» **Instruction**
Check every line in the records below for the word "ImageNet" and report how many have it, nothing more.

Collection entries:
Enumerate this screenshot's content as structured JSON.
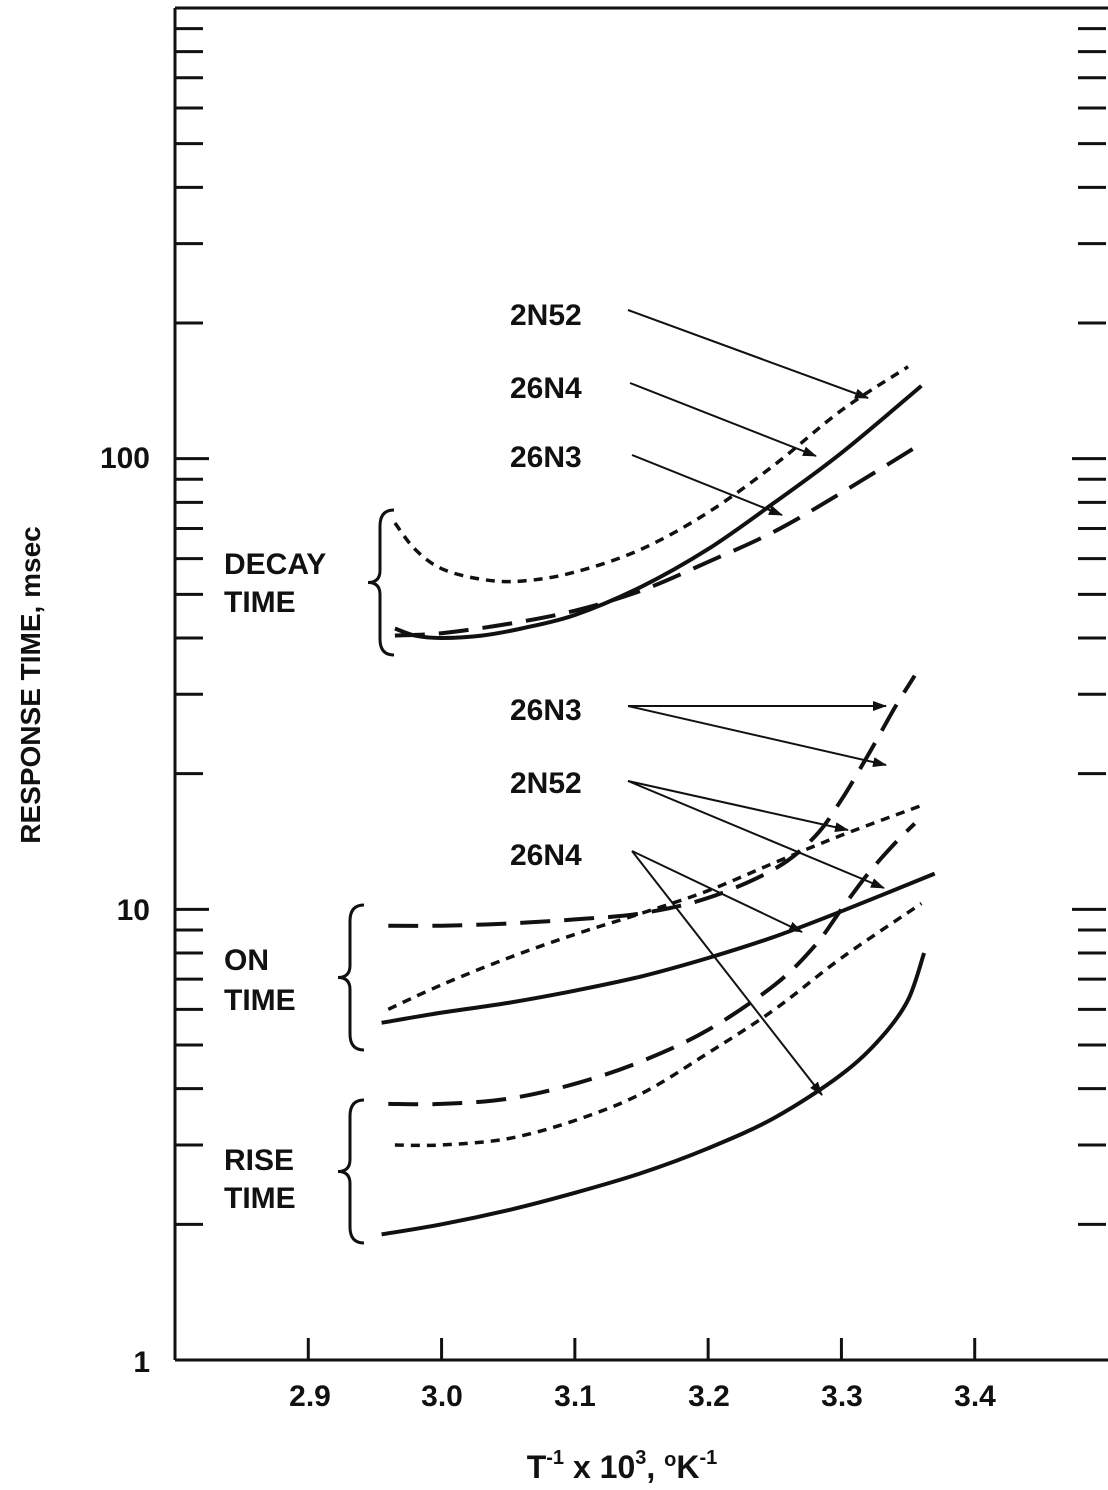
{
  "chart_data": {
    "type": "line",
    "xlabel_base": "T",
    "xlabel_sup1": "-1",
    "xlabel_mid": " x 10",
    "xlabel_sup2": "3",
    "xlabel_mid2": ", ",
    "xlabel_deg": "o",
    "xlabel_unit": "K",
    "xlabel_sup3": "-1",
    "ylabel": "RESPONSE TIME, msec",
    "xlim": [
      2.8,
      3.5
    ],
    "ylim": [
      1,
      1000
    ],
    "yscale": "log",
    "x_ticks": [
      "2.9",
      "3.0",
      "3.1",
      "3.2",
      "3.3",
      "3.4"
    ],
    "y_tick_labels": [
      "1",
      "10",
      "100"
    ],
    "groups": [
      {
        "label_line1": "DECAY",
        "label_line2": "TIME"
      },
      {
        "label_line1": "ON",
        "label_line2": "TIME"
      },
      {
        "label_line1": "RISE",
        "label_line2": "TIME"
      }
    ],
    "callouts": [
      {
        "text": "2N52"
      },
      {
        "text": "26N4"
      },
      {
        "text": "26N3"
      },
      {
        "text": "26N3"
      },
      {
        "text": "2N52"
      },
      {
        "text": "26N4"
      }
    ],
    "series": [
      {
        "group": "DECAY TIME",
        "name": "2N52",
        "style": "dotted",
        "x": [
          2.965,
          2.98,
          3.0,
          3.03,
          3.06,
          3.1,
          3.15,
          3.2,
          3.25,
          3.3,
          3.35
        ],
        "y": [
          72,
          63,
          57,
          54,
          53.5,
          56,
          63,
          76,
          97,
          128,
          160
        ]
      },
      {
        "group": "DECAY TIME",
        "name": "26N4",
        "style": "solid",
        "x": [
          2.965,
          2.98,
          3.0,
          3.03,
          3.06,
          3.1,
          3.15,
          3.2,
          3.25,
          3.3,
          3.36
        ],
        "y": [
          42,
          40.5,
          40,
          40.5,
          42,
          45,
          52,
          63,
          80,
          103,
          145
        ]
      },
      {
        "group": "DECAY TIME",
        "name": "26N3",
        "style": "dashed",
        "x": [
          2.965,
          3.0,
          3.05,
          3.1,
          3.15,
          3.2,
          3.25,
          3.3,
          3.36
        ],
        "y": [
          40.5,
          41,
          43,
          46,
          51,
          59,
          69,
          84,
          108
        ]
      },
      {
        "group": "ON TIME",
        "name": "26N3",
        "style": "dashed",
        "x": [
          2.96,
          3.0,
          3.05,
          3.1,
          3.15,
          3.2,
          3.25,
          3.28,
          3.3,
          3.32,
          3.34,
          3.355
        ],
        "y": [
          9.2,
          9.2,
          9.3,
          9.5,
          9.8,
          10.6,
          12.3,
          14.5,
          17.5,
          22,
          28,
          33
        ]
      },
      {
        "group": "ON TIME",
        "name": "2N52",
        "style": "dotted",
        "x": [
          2.96,
          3.0,
          3.05,
          3.1,
          3.15,
          3.2,
          3.25,
          3.3,
          3.36
        ],
        "y": [
          6.0,
          6.8,
          7.8,
          8.8,
          9.8,
          11.0,
          12.7,
          14.6,
          17.0
        ]
      },
      {
        "group": "ON TIME",
        "name": "26N4",
        "style": "solid",
        "x": [
          2.955,
          3.0,
          3.05,
          3.1,
          3.15,
          3.2,
          3.25,
          3.3,
          3.37
        ],
        "y": [
          5.6,
          5.9,
          6.2,
          6.6,
          7.1,
          7.8,
          8.7,
          9.9,
          12.0
        ]
      },
      {
        "group": "RISE TIME",
        "name": "26N3",
        "style": "dashed",
        "x": [
          2.96,
          3.0,
          3.05,
          3.1,
          3.15,
          3.2,
          3.25,
          3.28,
          3.3,
          3.32,
          3.34,
          3.355
        ],
        "y": [
          3.7,
          3.7,
          3.8,
          4.1,
          4.6,
          5.4,
          6.8,
          8.3,
          10.0,
          12.0,
          14.0,
          15.5
        ]
      },
      {
        "group": "RISE TIME",
        "name": "2N52",
        "style": "dotted",
        "x": [
          2.965,
          3.0,
          3.05,
          3.1,
          3.15,
          3.2,
          3.25,
          3.3,
          3.36
        ],
        "y": [
          3.0,
          3.0,
          3.1,
          3.4,
          3.9,
          4.8,
          6.0,
          7.8,
          10.3
        ]
      },
      {
        "group": "RISE TIME",
        "name": "26N4",
        "style": "solid",
        "x": [
          2.955,
          3.0,
          3.05,
          3.1,
          3.15,
          3.2,
          3.25,
          3.3,
          3.33,
          3.35,
          3.362
        ],
        "y": [
          1.9,
          2.0,
          2.15,
          2.35,
          2.6,
          2.95,
          3.45,
          4.3,
          5.2,
          6.3,
          8.0
        ]
      }
    ]
  }
}
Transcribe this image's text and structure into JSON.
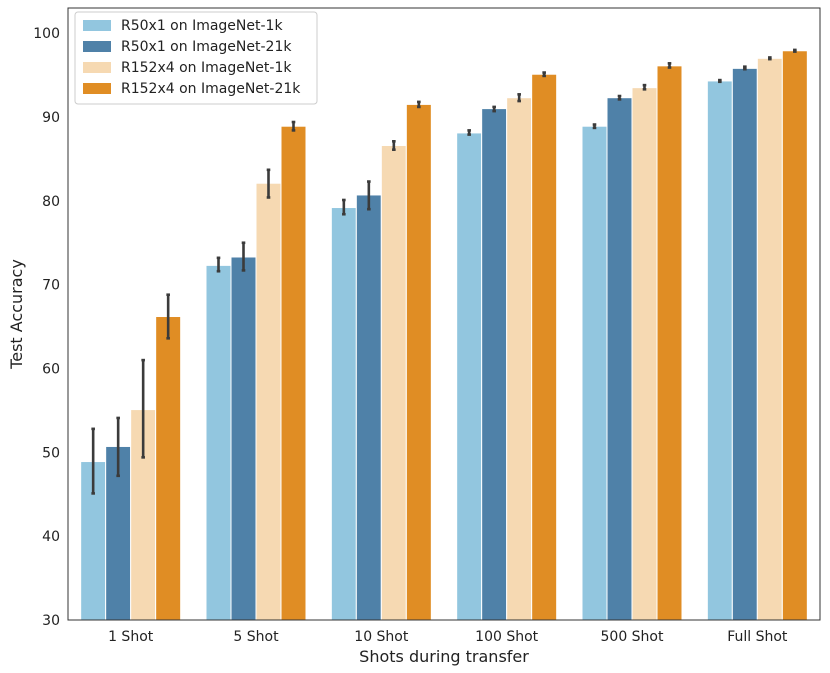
{
  "chart_data": {
    "type": "bar",
    "xlabel": "Shots during transfer",
    "ylabel": "Test Accuracy",
    "ylim": [
      30,
      103
    ],
    "yticks": [
      30,
      40,
      50,
      60,
      70,
      80,
      90,
      100
    ],
    "grid": false,
    "legend_position": "top-left",
    "categories": [
      "1 Shot",
      "5 Shot",
      "10 Shot",
      "100 Shot",
      "500 Shot",
      "Full Shot"
    ],
    "series": [
      {
        "name": "R50x1 on ImageNet-1k",
        "color": "#92c6df",
        "values": [
          48.9,
          72.3,
          79.2,
          88.1,
          88.9,
          94.3
        ],
        "err_low": [
          45.1,
          71.6,
          78.4,
          87.9,
          88.7,
          94.2
        ],
        "err_high": [
          52.8,
          73.2,
          80.1,
          88.4,
          89.1,
          94.4
        ]
      },
      {
        "name": "R50x1 on ImageNet-21k",
        "color": "#4f81a8",
        "values": [
          50.7,
          73.3,
          80.7,
          91.0,
          92.3,
          95.8
        ],
        "err_low": [
          47.2,
          71.7,
          79.0,
          90.7,
          92.1,
          95.7
        ],
        "err_high": [
          54.1,
          75.0,
          82.3,
          91.2,
          92.5,
          96.0
        ]
      },
      {
        "name": "R152x4 on ImageNet-1k",
        "color": "#f6d9b2",
        "values": [
          55.1,
          82.1,
          86.6,
          92.3,
          93.5,
          97.0
        ],
        "err_low": [
          49.4,
          80.4,
          86.1,
          91.9,
          93.3,
          96.9
        ],
        "err_high": [
          61.0,
          83.7,
          87.1,
          92.7,
          93.8,
          97.1
        ]
      },
      {
        "name": "R152x4 on ImageNet-21k",
        "color": "#e08d24",
        "values": [
          66.2,
          88.9,
          91.5,
          95.1,
          96.1,
          97.9
        ],
        "err_low": [
          63.6,
          88.4,
          91.2,
          94.9,
          95.9,
          97.8
        ],
        "err_high": [
          68.8,
          89.4,
          91.8,
          95.3,
          96.4,
          98.0
        ]
      }
    ]
  }
}
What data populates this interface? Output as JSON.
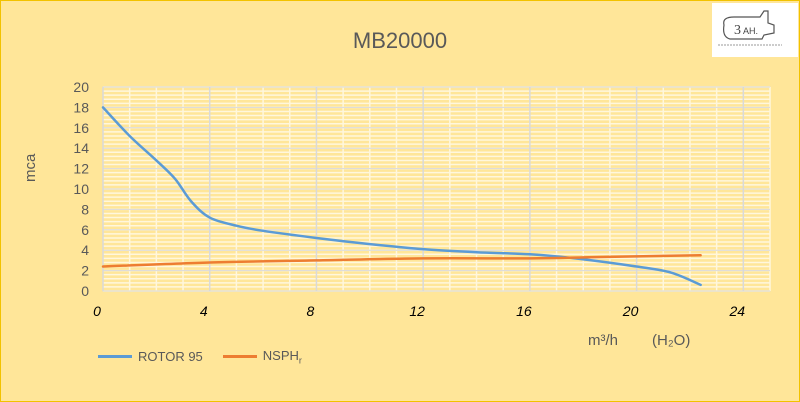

» **Finished answer**
4